Collected data
• • • • • • •
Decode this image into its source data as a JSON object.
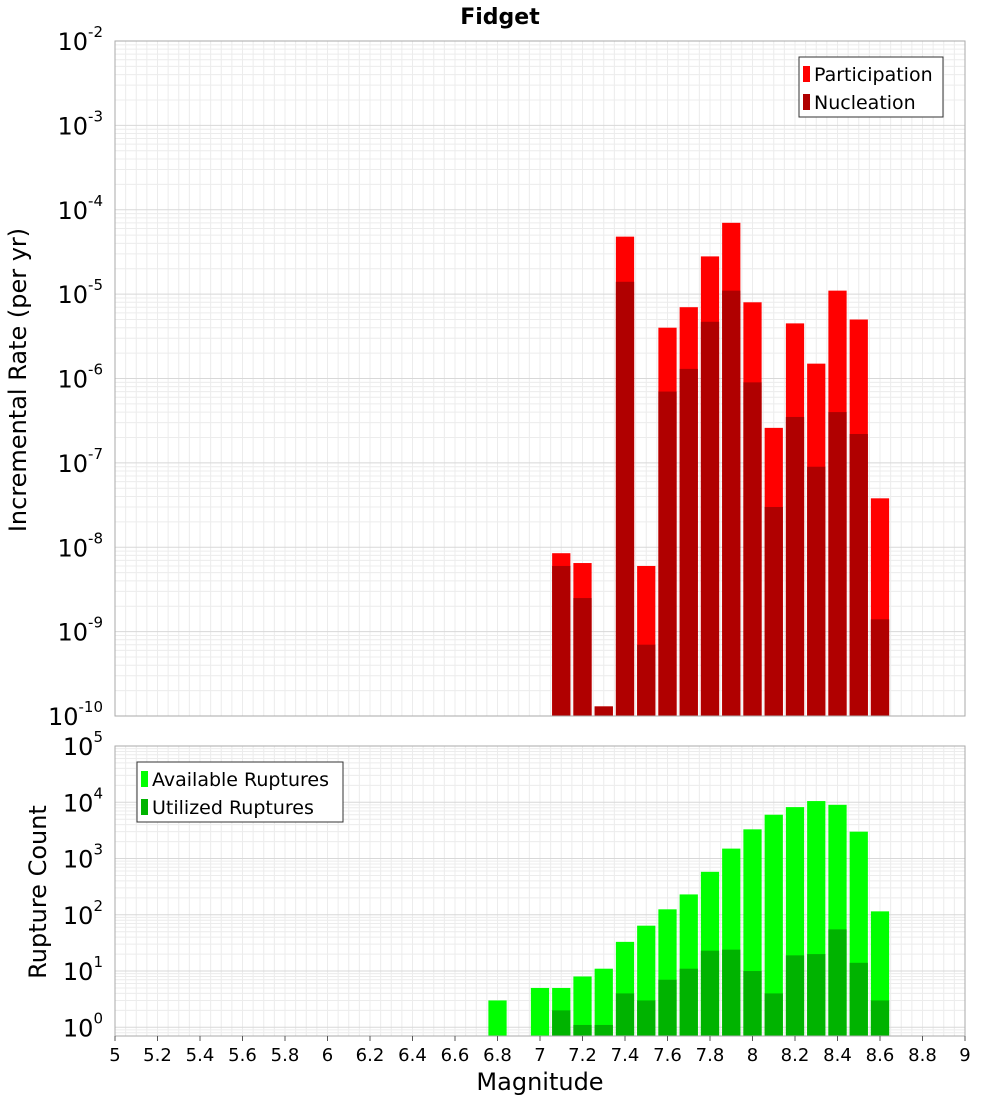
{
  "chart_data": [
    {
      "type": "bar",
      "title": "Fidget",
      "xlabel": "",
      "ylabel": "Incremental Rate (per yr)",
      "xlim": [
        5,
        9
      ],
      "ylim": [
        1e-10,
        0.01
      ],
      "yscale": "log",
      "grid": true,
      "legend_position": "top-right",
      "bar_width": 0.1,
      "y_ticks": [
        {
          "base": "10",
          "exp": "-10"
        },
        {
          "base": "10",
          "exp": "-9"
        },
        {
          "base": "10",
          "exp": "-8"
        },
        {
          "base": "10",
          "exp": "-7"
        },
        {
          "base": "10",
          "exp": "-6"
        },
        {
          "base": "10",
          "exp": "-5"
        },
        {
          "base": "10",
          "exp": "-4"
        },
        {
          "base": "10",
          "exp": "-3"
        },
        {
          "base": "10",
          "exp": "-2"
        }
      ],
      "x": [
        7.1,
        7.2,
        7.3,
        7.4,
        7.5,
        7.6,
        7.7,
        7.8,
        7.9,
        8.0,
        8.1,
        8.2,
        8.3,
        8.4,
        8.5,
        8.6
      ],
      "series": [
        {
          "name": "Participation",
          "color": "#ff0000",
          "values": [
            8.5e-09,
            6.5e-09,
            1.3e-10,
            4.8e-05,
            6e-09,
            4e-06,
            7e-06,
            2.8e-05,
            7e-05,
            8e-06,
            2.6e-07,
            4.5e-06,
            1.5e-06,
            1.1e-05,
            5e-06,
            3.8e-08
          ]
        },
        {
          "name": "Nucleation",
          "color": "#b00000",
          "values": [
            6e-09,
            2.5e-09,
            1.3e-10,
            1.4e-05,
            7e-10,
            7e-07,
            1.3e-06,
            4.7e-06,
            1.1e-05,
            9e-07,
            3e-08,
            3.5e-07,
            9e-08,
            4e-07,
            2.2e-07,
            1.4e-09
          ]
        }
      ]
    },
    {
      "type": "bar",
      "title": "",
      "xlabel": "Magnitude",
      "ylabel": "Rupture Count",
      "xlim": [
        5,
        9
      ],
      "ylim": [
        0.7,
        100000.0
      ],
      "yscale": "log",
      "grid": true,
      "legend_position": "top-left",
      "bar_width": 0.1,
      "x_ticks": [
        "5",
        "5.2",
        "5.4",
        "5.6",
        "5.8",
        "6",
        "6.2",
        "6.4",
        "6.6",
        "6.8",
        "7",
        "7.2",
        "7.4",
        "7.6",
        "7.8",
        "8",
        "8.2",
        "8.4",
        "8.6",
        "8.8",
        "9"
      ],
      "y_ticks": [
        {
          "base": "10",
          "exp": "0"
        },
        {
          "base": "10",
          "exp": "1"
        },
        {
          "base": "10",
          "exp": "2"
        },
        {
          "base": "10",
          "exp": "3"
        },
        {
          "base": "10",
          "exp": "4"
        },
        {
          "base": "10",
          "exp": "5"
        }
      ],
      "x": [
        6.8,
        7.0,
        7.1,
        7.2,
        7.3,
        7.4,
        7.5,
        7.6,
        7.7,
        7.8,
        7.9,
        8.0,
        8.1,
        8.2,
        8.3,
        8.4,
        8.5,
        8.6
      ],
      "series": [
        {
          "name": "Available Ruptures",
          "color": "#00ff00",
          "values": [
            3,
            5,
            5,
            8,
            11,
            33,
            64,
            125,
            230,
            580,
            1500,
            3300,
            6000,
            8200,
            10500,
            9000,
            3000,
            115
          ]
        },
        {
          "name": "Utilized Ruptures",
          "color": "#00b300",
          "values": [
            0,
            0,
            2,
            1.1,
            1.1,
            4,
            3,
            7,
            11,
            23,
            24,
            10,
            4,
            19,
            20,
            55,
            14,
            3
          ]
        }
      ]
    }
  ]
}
• • • • • • •
● What needs to be done
Leave out the pictures and print each record exactly as it stands.

● Result
Decode this image into its source data as a JSON object.
{
  "chart_data": [
    {
      "type": "bar",
      "title": "Fidget",
      "xlabel": "",
      "ylabel": "Incremental Rate (per yr)",
      "xlim": [
        5,
        9
      ],
      "ylim": [
        1e-10,
        0.01
      ],
      "yscale": "log",
      "grid": true,
      "legend_position": "top-right",
      "bar_width": 0.1,
      "y_ticks": [
        {
          "base": "10",
          "exp": "-10"
        },
        {
          "base": "10",
          "exp": "-9"
        },
        {
          "base": "10",
          "exp": "-8"
        },
        {
          "base": "10",
          "exp": "-7"
        },
        {
          "base": "10",
          "exp": "-6"
        },
        {
          "base": "10",
          "exp": "-5"
        },
        {
          "base": "10",
          "exp": "-4"
        },
        {
          "base": "10",
          "exp": "-3"
        },
        {
          "base": "10",
          "exp": "-2"
        }
      ],
      "x": [
        7.1,
        7.2,
        7.3,
        7.4,
        7.5,
        7.6,
        7.7,
        7.8,
        7.9,
        8.0,
        8.1,
        8.2,
        8.3,
        8.4,
        8.5,
        8.6
      ],
      "series": [
        {
          "name": "Participation",
          "color": "#ff0000",
          "values": [
            8.5e-09,
            6.5e-09,
            1.3e-10,
            4.8e-05,
            6e-09,
            4e-06,
            7e-06,
            2.8e-05,
            7e-05,
            8e-06,
            2.6e-07,
            4.5e-06,
            1.5e-06,
            1.1e-05,
            5e-06,
            3.8e-08
          ]
        },
        {
          "name": "Nucleation",
          "color": "#b00000",
          "values": [
            6e-09,
            2.5e-09,
            1.3e-10,
            1.4e-05,
            7e-10,
            7e-07,
            1.3e-06,
            4.7e-06,
            1.1e-05,
            9e-07,
            3e-08,
            3.5e-07,
            9e-08,
            4e-07,
            2.2e-07,
            1.4e-09
          ]
        }
      ]
    },
    {
      "type": "bar",
      "title": "",
      "xlabel": "Magnitude",
      "ylabel": "Rupture Count",
      "xlim": [
        5,
        9
      ],
      "ylim": [
        0.7,
        100000.0
      ],
      "yscale": "log",
      "grid": true,
      "legend_position": "top-left",
      "bar_width": 0.1,
      "x_ticks": [
        "5",
        "5.2",
        "5.4",
        "5.6",
        "5.8",
        "6",
        "6.2",
        "6.4",
        "6.6",
        "6.8",
        "7",
        "7.2",
        "7.4",
        "7.6",
        "7.8",
        "8",
        "8.2",
        "8.4",
        "8.6",
        "8.8",
        "9"
      ],
      "y_ticks": [
        {
          "base": "10",
          "exp": "0"
        },
        {
          "base": "10",
          "exp": "1"
        },
        {
          "base": "10",
          "exp": "2"
        },
        {
          "base": "10",
          "exp": "3"
        },
        {
          "base": "10",
          "exp": "4"
        },
        {
          "base": "10",
          "exp": "5"
        }
      ],
      "x": [
        6.8,
        7.0,
        7.1,
        7.2,
        7.3,
        7.4,
        7.5,
        7.6,
        7.7,
        7.8,
        7.9,
        8.0,
        8.1,
        8.2,
        8.3,
        8.4,
        8.5,
        8.6
      ],
      "series": [
        {
          "name": "Available Ruptures",
          "color": "#00ff00",
          "values": [
            3,
            5,
            5,
            8,
            11,
            33,
            64,
            125,
            230,
            580,
            1500,
            3300,
            6000,
            8200,
            10500,
            9000,
            3000,
            115
          ]
        },
        {
          "name": "Utilized Ruptures",
          "color": "#00b300",
          "values": [
            0,
            0,
            2,
            1.1,
            1.1,
            4,
            3,
            7,
            11,
            23,
            24,
            10,
            4,
            19,
            20,
            55,
            14,
            3
          ]
        }
      ]
    }
  ]
}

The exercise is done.